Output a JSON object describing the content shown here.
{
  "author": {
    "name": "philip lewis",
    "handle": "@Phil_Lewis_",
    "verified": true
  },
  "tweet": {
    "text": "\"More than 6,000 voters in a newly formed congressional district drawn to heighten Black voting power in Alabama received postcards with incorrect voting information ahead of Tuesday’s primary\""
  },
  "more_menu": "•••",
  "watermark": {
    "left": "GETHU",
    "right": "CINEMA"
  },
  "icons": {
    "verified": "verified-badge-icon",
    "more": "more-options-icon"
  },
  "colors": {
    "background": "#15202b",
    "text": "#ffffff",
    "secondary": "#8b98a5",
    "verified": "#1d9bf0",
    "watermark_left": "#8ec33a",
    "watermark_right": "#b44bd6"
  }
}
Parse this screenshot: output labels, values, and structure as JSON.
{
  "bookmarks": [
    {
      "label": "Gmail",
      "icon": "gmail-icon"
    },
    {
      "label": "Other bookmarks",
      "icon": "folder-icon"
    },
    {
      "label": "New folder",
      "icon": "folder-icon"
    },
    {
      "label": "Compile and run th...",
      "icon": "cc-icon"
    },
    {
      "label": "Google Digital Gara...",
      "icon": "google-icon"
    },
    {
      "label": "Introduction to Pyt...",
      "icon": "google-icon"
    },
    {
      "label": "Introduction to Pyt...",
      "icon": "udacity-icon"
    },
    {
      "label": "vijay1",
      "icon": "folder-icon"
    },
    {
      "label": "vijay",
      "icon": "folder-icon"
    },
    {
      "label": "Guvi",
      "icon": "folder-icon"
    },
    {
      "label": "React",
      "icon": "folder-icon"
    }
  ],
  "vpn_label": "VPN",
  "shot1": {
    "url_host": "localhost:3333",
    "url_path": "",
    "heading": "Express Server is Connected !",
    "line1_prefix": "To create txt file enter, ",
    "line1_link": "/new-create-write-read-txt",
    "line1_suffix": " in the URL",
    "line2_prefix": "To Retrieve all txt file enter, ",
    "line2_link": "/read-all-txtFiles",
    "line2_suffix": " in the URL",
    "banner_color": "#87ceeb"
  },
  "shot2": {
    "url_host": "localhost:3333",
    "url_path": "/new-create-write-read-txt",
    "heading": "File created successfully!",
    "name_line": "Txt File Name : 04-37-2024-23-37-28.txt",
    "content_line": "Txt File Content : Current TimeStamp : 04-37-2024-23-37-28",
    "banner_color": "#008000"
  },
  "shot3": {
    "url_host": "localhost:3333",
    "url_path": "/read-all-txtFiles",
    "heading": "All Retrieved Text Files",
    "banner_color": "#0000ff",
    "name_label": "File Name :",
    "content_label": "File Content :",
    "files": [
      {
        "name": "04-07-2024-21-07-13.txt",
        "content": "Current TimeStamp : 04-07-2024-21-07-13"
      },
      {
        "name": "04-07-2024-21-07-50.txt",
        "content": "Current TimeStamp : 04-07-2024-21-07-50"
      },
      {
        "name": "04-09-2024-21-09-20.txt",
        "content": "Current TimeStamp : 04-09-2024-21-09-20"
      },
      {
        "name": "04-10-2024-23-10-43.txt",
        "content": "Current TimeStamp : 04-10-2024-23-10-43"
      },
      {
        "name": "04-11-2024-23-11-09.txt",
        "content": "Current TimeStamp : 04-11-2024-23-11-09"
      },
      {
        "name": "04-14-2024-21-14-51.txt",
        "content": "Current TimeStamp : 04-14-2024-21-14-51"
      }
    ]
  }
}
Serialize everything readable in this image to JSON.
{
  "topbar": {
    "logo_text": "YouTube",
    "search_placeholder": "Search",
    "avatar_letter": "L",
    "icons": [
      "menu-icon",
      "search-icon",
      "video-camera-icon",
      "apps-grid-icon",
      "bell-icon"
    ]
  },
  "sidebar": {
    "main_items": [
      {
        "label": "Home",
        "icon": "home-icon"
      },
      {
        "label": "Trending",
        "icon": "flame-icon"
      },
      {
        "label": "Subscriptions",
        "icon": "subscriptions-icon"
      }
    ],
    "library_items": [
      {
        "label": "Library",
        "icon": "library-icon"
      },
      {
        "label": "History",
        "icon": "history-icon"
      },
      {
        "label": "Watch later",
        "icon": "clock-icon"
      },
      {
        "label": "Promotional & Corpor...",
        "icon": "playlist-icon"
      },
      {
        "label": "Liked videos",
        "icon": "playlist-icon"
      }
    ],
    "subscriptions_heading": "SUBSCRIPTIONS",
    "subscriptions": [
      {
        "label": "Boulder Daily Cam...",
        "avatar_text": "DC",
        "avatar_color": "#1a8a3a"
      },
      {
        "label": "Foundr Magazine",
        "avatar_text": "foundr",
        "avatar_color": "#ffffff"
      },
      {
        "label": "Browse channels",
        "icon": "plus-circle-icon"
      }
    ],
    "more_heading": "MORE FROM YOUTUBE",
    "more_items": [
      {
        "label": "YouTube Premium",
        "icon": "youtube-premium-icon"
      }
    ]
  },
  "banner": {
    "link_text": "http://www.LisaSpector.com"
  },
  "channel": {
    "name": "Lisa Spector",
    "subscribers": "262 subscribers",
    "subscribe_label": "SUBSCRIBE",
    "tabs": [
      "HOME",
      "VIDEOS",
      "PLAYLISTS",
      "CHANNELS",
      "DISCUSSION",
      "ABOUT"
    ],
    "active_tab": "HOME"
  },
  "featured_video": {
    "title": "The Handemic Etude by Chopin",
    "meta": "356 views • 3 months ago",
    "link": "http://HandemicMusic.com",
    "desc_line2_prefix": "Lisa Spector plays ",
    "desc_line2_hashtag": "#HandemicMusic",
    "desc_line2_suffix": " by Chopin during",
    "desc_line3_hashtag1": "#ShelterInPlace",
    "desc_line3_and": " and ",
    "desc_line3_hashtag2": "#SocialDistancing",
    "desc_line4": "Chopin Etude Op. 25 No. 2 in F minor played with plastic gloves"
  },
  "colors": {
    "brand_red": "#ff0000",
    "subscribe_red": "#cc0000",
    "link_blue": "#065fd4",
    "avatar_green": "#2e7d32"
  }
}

■ Problem to solve ■
Only lines with the word "write" are wanted, so copy each one from the records.

■ Solution to the problem ■
    "line1_link": "/new-create-write-read-txt",
    "url_path": "/new-create-write-read-txt",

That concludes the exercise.